--- TEXT BLOCK Enclosed Below ---

It’s also packed with numerous bioactive agents including betanin, flavonoids, vitamin C, and other polyphenols that have very potent antioxidant properties.
Beets are low in calories and fat, making them a healthy addition to a balanced diet. They are also a good source of vitamins and minerals, including folate, manganese, and copper. These nutrients contribute to overall heart health and support the proper functioning of the cardiovascular system.
While the taste of beets in their basic form aren’t everyone’s preference, there are still great ways to add it or it’s juices into healthy dishes and beverages.
The concept that moderate chocolate consumption can be a part of a healthy, balanced diet has gained traction in recent years. What most of us forget is that this sweet treat originates from a plant, and as a result it protects cells and tissue from the development of pathological conditions. Researchers attribute cocoa’s healing properties to the maintenance of nitric oxide production and antioxidant effects.
One specific substance in dark chocolate that’s given credit for the candy’s heart healthy benefits are flavanols. Flavanols are a subgroup of polyphenols found in other fruits and vegetables including grapes, apples, pomegranates, and tea. This polyphenol considered an antioxidant due to its free radical activity- essentially reducing the oxidation of multiple molecules including lipids, proteins, and nucleic acids.

--- End of Enclosed TEXT BLOCK ---
--- SOURCE INFORMATION Enclosed Below ---

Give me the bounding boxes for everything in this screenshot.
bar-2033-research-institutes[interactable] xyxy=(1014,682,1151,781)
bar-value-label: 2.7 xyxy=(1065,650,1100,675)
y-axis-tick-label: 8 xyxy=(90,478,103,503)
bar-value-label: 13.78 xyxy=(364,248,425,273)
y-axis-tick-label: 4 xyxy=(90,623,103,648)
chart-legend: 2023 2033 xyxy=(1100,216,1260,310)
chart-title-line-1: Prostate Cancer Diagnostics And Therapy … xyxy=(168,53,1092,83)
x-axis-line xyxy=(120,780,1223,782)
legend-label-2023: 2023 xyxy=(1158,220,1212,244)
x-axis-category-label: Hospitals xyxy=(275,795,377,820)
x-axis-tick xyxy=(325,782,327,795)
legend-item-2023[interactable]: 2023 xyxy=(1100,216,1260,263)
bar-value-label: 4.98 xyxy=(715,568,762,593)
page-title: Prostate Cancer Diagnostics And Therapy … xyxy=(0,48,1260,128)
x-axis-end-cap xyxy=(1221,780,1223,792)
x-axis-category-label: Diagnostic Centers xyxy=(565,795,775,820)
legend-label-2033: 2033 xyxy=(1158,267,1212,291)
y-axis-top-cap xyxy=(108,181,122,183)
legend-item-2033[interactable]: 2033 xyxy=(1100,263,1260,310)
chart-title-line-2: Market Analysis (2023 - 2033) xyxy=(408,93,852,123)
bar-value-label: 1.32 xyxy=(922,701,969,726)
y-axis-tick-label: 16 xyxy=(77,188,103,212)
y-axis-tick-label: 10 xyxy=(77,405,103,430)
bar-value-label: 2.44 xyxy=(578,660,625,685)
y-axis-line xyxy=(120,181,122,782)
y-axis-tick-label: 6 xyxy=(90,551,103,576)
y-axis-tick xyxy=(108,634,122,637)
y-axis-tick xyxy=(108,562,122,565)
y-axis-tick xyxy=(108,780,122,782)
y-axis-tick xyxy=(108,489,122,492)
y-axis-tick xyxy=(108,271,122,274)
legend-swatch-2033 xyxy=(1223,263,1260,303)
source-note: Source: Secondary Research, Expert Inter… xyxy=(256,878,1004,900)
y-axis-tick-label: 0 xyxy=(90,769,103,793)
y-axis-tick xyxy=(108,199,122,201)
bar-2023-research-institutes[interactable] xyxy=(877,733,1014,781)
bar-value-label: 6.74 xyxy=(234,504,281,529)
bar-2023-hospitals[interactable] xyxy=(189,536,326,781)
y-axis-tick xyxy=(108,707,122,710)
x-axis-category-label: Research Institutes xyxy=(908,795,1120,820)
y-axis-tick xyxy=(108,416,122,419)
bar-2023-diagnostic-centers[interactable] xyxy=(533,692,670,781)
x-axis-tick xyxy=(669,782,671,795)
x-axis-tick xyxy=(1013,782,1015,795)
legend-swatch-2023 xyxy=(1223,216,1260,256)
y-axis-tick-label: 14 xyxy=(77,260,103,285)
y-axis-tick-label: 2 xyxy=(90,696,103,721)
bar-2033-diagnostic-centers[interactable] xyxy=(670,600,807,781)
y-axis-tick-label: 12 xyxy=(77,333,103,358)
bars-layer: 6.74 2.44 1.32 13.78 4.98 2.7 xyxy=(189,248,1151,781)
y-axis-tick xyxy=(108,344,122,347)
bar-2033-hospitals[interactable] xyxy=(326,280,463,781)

--- End of Enclosed SOURCE INFORMATION ---

PROBLEM TO SOLVE: Quote the heart-health text word for word between "One specific substance" and "and nucleic acids.", inclusive. Work only from the heart-health text and ignore the records.

SOLUTION FOR THIS PROBLEM:
One specific substance in dark chocolate that’s given credit for the candy’s heart healthy benefits are flavanols. Flavanols are a subgroup of polyphenols found in other fruits and vegetables including grapes, apples, pomegranates, and tea. This polyphenol considered an antioxidant due to its free radical activity- essentially reducing the oxidation of multiple molecules including lipids, proteins, and nucleic acids.